PROVIDED PASSAGE:

++++

Slow performance and out of memory issues caused by large batch

Recently, I worked with a customer who reported out of memory errors from his SQL Server 2008 R2 with 32GB of RAM.   One of the errors is 701 error (Error: 701, Severity: 17, State: 123. There is insufficient system memory in resource pool 'default' to run this query.)

After taking a memory dump, we discovered that the particular query that consumed large amount of memory was a query like below. I rewrote is so that it doesn’t reference customer’s table names.

declare  @tempIDs TABLE (id int primary key);
insert into @tempIDs values (0);
insert into @tempIDs values (1);
insert into @tempIDs values (2);
insert into @tempIDs values (3);
insert into @tempIDs values (4);
insert into @tempIDs values (5);
insert into @tempIDs values (6);
....
.... 1.5 million inserts like this
select * from sys.objects   where object_id in (select id from             @tempIDs )

 

From application side, the following C# code will generate the query above

static void InsertMethod()
{
StringBuilder builder = new StringBuilder();
builder.Append("declare @tempIDs TABLE (id int primary key);");

for (int i = 0; i< 1000000;i++)
{
builder.Append(string.Format("insert into @tempIDs values ({0}); ", i));
}

builder.Append("select * from sys.objects where object_id in (select id from @tempIDs )");
SqlConnection conn = new SqlConnection(ConnectionString);
conn.Open();
SqlCommand cmd = conn.CreateCommand();
cmd.CommandText = builder.ToString();
cmd.ExecuteReader();

}

This query would do 1 million inserts into a table variable and then does a join with other tables.  As you can imagine, the query batch size is quite large.   This kind of batch will cause two issues.  The performance will be slow.  In addition, it will consumes large amount of memory.   This because SQL will need to parse each statement.  It not only takes time but also consumes memory to store internal structure.  In addition, using table variable this way with large number of rows is inappropriate.   See this post for details.

++++

ENTRIES SHOWN:
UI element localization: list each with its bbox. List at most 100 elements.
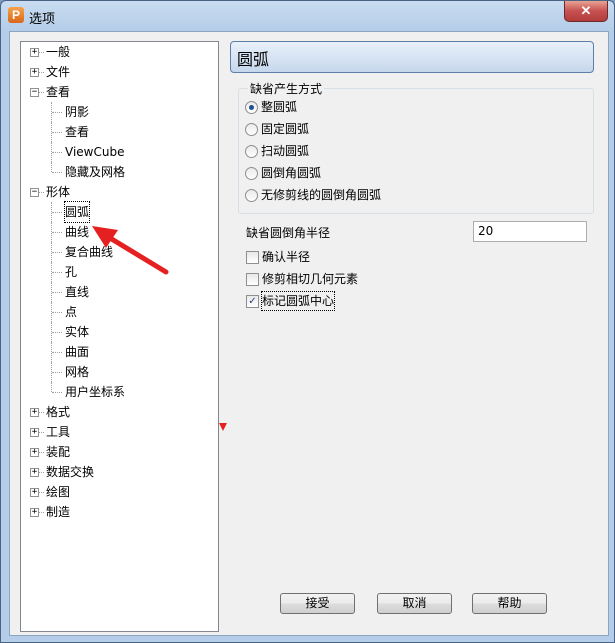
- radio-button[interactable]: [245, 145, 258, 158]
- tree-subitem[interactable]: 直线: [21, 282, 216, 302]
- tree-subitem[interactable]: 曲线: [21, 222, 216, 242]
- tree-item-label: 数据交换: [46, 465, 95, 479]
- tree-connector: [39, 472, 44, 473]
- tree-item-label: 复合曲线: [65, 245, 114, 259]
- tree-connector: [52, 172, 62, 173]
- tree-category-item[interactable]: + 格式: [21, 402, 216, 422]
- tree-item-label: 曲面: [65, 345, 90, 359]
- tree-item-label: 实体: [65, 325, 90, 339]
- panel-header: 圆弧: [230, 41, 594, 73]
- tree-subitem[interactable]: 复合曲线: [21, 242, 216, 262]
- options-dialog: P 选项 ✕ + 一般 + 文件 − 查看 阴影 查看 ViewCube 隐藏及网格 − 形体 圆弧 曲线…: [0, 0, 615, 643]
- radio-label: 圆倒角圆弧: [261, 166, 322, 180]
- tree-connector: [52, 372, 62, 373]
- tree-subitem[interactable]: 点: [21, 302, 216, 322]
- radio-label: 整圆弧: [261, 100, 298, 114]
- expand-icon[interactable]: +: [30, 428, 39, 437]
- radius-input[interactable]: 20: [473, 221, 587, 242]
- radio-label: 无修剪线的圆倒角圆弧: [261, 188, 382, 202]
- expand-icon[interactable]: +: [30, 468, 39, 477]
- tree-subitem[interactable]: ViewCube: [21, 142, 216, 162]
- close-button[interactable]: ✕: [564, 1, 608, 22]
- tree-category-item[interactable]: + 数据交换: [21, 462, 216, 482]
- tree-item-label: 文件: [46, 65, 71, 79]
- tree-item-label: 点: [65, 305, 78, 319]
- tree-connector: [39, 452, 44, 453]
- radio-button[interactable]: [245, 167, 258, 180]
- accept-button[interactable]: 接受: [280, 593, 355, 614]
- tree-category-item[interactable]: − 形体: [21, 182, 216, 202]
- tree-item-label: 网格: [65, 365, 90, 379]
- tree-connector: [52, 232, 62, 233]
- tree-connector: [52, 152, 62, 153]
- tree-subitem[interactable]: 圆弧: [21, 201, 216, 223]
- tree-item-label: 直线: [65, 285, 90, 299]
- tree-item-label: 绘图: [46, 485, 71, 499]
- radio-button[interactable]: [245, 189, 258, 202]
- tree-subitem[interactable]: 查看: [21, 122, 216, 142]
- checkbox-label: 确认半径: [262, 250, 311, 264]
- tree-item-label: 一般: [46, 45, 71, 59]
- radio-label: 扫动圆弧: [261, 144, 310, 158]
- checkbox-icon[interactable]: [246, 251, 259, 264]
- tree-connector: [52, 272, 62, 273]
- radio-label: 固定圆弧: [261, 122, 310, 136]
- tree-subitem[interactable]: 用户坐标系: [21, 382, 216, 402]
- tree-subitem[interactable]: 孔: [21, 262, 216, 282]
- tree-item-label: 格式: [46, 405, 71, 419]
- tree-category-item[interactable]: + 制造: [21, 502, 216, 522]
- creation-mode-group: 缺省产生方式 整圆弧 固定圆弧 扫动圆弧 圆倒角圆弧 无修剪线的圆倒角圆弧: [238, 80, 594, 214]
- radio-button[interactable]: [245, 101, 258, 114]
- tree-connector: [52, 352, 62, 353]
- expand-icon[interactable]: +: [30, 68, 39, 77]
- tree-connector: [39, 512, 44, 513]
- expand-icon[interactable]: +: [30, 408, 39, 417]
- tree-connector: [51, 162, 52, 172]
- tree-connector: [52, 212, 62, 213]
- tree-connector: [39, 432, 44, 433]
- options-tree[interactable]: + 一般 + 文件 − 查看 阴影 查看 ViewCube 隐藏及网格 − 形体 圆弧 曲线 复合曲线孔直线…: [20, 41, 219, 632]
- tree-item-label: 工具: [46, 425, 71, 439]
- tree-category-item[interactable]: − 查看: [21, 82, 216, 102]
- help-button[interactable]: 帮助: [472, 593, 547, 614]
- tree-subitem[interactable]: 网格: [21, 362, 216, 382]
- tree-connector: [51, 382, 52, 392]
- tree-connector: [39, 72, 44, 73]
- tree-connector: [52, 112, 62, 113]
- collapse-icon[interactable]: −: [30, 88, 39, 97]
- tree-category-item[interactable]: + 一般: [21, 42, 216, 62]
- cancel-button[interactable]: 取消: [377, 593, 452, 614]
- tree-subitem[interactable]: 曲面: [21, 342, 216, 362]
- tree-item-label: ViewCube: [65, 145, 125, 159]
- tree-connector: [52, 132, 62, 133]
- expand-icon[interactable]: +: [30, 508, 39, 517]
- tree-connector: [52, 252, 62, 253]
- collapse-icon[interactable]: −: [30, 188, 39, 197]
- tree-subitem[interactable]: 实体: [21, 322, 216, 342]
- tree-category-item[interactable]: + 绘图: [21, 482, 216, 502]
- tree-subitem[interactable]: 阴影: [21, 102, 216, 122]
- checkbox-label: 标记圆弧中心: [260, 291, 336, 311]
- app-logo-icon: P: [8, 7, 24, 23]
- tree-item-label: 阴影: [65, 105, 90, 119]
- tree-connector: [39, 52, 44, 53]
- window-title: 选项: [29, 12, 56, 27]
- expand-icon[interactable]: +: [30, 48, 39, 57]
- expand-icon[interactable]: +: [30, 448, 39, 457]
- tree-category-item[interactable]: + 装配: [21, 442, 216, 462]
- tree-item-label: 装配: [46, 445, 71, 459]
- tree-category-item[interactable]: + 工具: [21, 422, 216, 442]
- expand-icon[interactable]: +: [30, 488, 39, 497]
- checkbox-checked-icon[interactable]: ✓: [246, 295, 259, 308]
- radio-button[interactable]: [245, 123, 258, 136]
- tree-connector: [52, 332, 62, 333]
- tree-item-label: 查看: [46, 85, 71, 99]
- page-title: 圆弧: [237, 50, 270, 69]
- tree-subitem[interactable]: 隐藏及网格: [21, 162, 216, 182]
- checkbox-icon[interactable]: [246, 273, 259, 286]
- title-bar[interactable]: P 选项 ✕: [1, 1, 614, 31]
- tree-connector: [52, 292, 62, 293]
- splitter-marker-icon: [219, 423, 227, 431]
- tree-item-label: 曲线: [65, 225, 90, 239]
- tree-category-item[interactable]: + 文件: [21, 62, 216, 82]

++++

GOAL 1:
Answer these questions about the post on large-batch memory errors:
(a) How much RAM did the customer's SQL Server 2008 R2 have?
(b) What number does the `for` loop in the C# code count up to?
(c) Why does the post say the batch consumes a large amount of memory?
GOAL 2: Carry the post on slow performance and out-of-memory errors from large batches forward, beginning after its final sentence.
The entries have no connection to the post about large SQL batches.

RESPONSE 1:
(a) 32GB.
(b) 1000000 (the loop runs while `i < 1000000`).
(c) SQL has to parse each statement, which takes time and uses memory to store internal structure.

RESPONSE 2:
So what’s the solution?

There are various solutions depending on your situation.  For example, you can use SSIS or bulk insert to get the data into a permanent table and then join with other tables.  But do NOT use IN or OR clause.  If you use IN or OR clause, you will have 1 million values in IN and OR cause.  That type of approach will cause slower performance and memory error as well with large number of values like this.

If  you have to generate the values dynamically and join with other tables, use SqlBulkCopy object to pump data into a temp table and then do joins.  The following C# code example will achieve that.  It will be fast and memory requirement will be smaller.

static void BulkCopy()
        {
            SqlConnection conn = new SqlConnection(ConnectionString);
            conn.Open();
            SqlCommand cmd = conn.CreateCommand();
            cmd.CommandText = "            create table #tempIDs (id int primary key);";
            cmd.ExecuteNonQuery();

            SqlBulkCopy bulkcopy = new SqlBulkCopy(conn);

            bulkcopy.DestinationTableName = "#tempIDs";
            SqlDataAdapter schemaAdapter = new SqlDataAdapter("select id from #tempIDs", conn);

            DataTable dt = new DataTable();
            schemaAdapter.Fill(dt);
            for (int i = 0; i < 1000000; i++)
            {
                DataRow row = dt.NewRow();

                row["id"] = i;

                dt.Rows.Add(row);
            }
            bulkcopy.WriteToServer(dt);

            cmd.CommandText = "select * from sys.objects   where object_id in (select id from             #tempIDs )";
            SqlDataReader reader = cmd.ExecuteReader();
            while (reader.Read())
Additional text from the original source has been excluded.